[EXERCISE DIRECTIONS] Retype each line exactly. Skip images.

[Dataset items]
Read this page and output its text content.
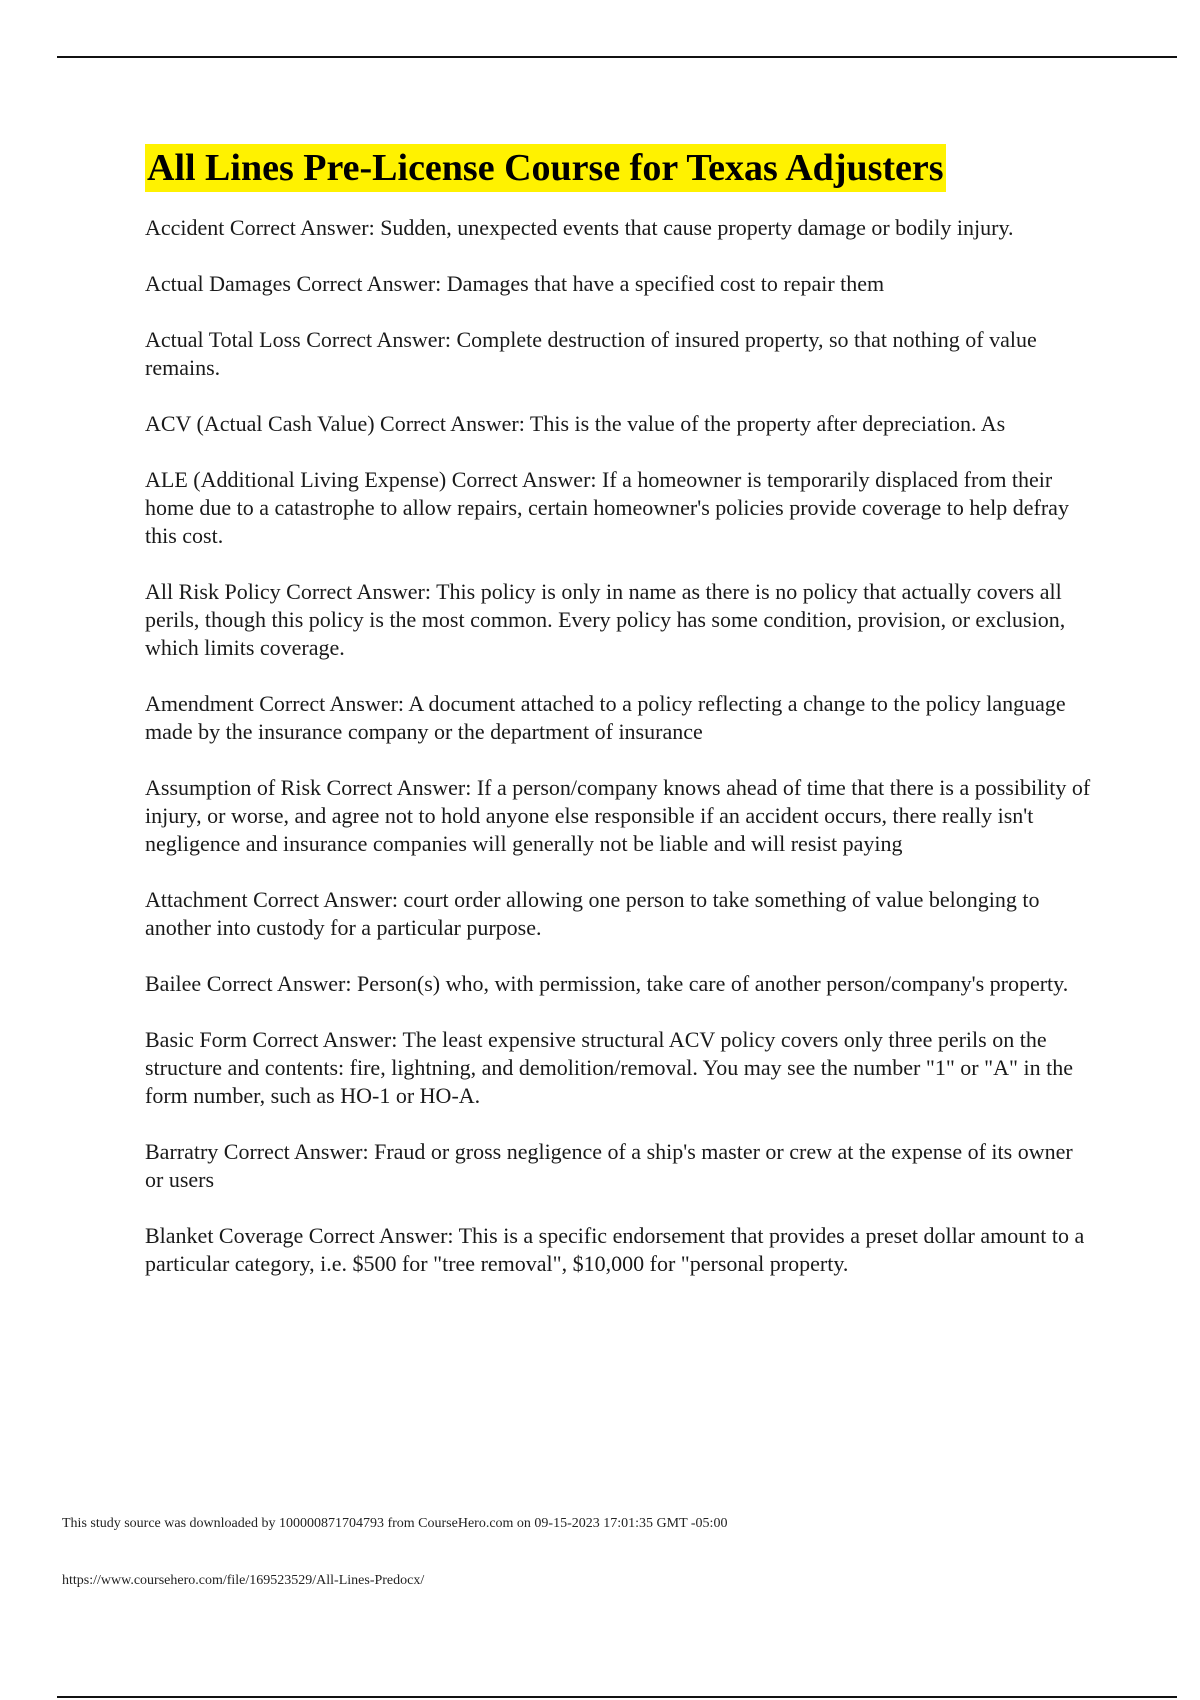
All Lines Pre-License Course for Texas Adjusters

Accident Correct Answer: Sudden, unexpected events that cause property damage or bodily injury.

Actual Damages Correct Answer: Damages that have a specified cost to repair them

Actual Total Loss Correct Answer: Complete destruction of insured property, so that nothing of value remains.

ACV (Actual Cash Value) Correct Answer: This is the value of the property after depreciation. As

ALE (Additional Living Expense) Correct Answer: If a homeowner is temporarily displaced from their home due to a catastrophe to allow repairs, certain homeowner's policies provide coverage to help defray this cost.

All Risk Policy Correct Answer: This policy is only in name as there is no policy that actually covers all perils, though this policy is the most common. Every policy has some condition, provision, or exclusion, which limits coverage.

Amendment Correct Answer: A document attached to a policy reflecting a change to the policy language made by the insurance company or the department of insurance

Assumption of Risk Correct Answer: If a person/company knows ahead of time that there is a possibility of injury, or worse, and agree not to hold anyone else responsible if an accident occurs, there really isn't negligence and insurance companies will generally not be liable and will resist paying

Attachment Correct Answer: court order allowing one person to take something of value belonging to another into custody for a particular purpose.

Bailee Correct Answer: Person(s) who, with permission, take care of another person/company's property.

Basic Form Correct Answer: The least expensive structural ACV policy covers only three perils on the structure and contents: fire, lightning, and demolition/removal. You may see the number "1" or "A" in the form number, such as HO-1 or HO-A.

Barratry Correct Answer: Fraud or gross negligence of a ship's master or crew at the expense of its owner or users

Blanket Coverage Correct Answer: This is a specific endorsement that provides a preset dollar amount to a particular category, i.e. $500 for "tree removal", $10,000 for "personal property.

This study source was downloaded by 100000871704793 from CourseHero.com on 09-15-2023 17:01:35 GMT -05:00
https://www.coursehero.com/file/169523529/All-Lines-Predocx/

[RESULT BELOW]
Read this page and output its text content.
All Lines Pre-License Course for Texas Adjusters

Accident Correct Answer: Sudden, unexpected events that cause property damage or bodily injury.

Actual Damages Correct Answer: Damages that have a specified cost to repair them

Actual Total Loss Correct Answer: Complete destruction of insured property, so that nothing of value remains.

ACV (Actual Cash Value) Correct Answer: This is the value of the property after depreciation. As

ALE (Additional Living Expense) Correct Answer: If a homeowner is temporarily displaced from their home due to a catastrophe to allow repairs, certain homeowner's policies provide coverage to help defray this cost.

All Risk Policy Correct Answer: This policy is only in name as there is no policy that actually covers all perils, though this policy is the most common. Every policy has some condition, provision, or exclusion, which limits coverage.

Amendment Correct Answer: A document attached to a policy reflecting a change to the policy language made by the insurance company or the department of insurance

Assumption of Risk Correct Answer: If a person/company knows ahead of time that there is a possibility of injury, or worse, and agree not to hold anyone else responsible if an accident occurs, there really isn't negligence and insurance companies will generally not be liable and will resist paying

Attachment Correct Answer: court order allowing one person to take something of value belonging to another into custody for a particular purpose.

Bailee Correct Answer: Person(s) who, with permission, take care of another person/company's property.

Basic Form Correct Answer: The least expensive structural ACV policy covers only three perils on the structure and contents: fire, lightning, and demolition/removal. You may see the number "1" or "A" in the form number, such as HO-1 or HO-A.

Barratry Correct Answer: Fraud or gross negligence of a ship's master or crew at the expense of its owner or users

Blanket Coverage Correct Answer: This is a specific endorsement that provides a preset dollar amount to a particular category, i.e. $500 for "tree removal", $10,000 for "personal property.

This study source was downloaded by 100000871704793 from CourseHero.com on 09-15-2023 17:01:35 GMT -05:00
https://www.coursehero.com/file/169523529/All-Lines-Predocx/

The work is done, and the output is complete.